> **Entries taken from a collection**
########

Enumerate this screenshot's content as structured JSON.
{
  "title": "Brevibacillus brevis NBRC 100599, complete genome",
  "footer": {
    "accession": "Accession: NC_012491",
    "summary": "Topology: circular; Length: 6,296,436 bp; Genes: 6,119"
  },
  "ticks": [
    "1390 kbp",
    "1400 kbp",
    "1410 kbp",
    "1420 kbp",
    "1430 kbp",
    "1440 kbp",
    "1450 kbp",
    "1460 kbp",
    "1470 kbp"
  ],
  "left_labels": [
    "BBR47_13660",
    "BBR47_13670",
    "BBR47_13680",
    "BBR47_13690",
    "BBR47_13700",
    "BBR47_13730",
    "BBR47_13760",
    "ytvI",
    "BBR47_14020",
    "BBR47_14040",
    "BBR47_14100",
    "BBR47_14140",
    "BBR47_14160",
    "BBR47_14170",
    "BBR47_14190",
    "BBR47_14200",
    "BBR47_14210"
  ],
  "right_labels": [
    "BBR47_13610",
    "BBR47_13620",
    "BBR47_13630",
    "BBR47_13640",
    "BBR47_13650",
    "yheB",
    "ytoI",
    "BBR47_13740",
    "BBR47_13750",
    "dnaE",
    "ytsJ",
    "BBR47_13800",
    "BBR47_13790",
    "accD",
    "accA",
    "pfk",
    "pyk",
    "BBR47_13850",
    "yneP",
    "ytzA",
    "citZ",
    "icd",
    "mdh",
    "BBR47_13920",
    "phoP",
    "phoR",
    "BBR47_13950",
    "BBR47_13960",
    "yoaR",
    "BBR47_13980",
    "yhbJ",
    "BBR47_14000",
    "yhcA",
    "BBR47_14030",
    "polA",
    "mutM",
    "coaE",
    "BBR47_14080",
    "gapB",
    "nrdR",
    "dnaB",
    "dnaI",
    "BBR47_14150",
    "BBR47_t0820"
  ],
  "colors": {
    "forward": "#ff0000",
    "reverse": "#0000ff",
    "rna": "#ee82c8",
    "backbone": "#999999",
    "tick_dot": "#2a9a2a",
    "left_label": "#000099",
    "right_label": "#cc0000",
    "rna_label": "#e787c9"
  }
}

########

> **Work instruction**
The response must consist of all the data, reproduced without alteration.

> **Task output**
Enumerate this screenshot's content as structured JSON.
{
  "title": "Brevibacillus brevis NBRC 100599, complete genome",
  "footer": {
    "accession": "Accession: NC_012491",
    "summary": "Topology: circular; Length: 6,296,436 bp; Genes: 6,119"
  },
  "ticks": [
    "1390 kbp",
    "1400 kbp",
    "1410 kbp",
    "1420 kbp",
    "1430 kbp",
    "1440 kbp",
    "1450 kbp",
    "1460 kbp",
    "1470 kbp"
  ],
  "left_labels": [
    "BBR47_13660",
    "BBR47_13670",
    "BBR47_13680",
    "BBR47_13690",
    "BBR47_13700",
    "BBR47_13730",
    "BBR47_13760",
    "ytvI",
    "BBR47_14020",
    "BBR47_14040",
    "BBR47_14100",
    "BBR47_14140",
    "BBR47_14160",
    "BBR47_14170",
    "BBR47_14190",
    "BBR47_14200",
    "BBR47_14210"
  ],
  "right_labels": [
    "BBR47_13610",
    "BBR47_13620",
    "BBR47_13630",
    "BBR47_13640",
    "BBR47_13650",
    "yheB",
    "ytoI",
    "BBR47_13740",
    "BBR47_13750",
    "dnaE",
    "ytsJ",
    "BBR47_13800",
    "BBR47_13790",
    "accD",
    "accA",
    "pfk",
    "pyk",
    "BBR47_13850",
    "yneP",
    "ytzA",
    "citZ",
    "icd",
    "mdh",
    "BBR47_13920",
    "phoP",
    "phoR",
    "BBR47_13950",
    "BBR47_13960",
    "yoaR",
    "BBR47_13980",
    "yhbJ",
    "BBR47_14000",
    "yhcA",
    "BBR47_14030",
    "polA",
    "mutM",
    "coaE",
    "BBR47_14080",
    "gapB",
    "nrdR",
    "dnaB",
    "dnaI",
    "BBR47_14150",
    "BBR47_t0820"
  ],
  "colors": {
    "forward": "#ff0000",
    "reverse": "#0000ff",
    "rna": "#ee82c8",
    "backbone": "#999999",
    "tick_dot": "#2a9a2a",
    "left_label": "#000099",
    "right_label": "#cc0000",
    "rna_label": "#e787c9"
  }
}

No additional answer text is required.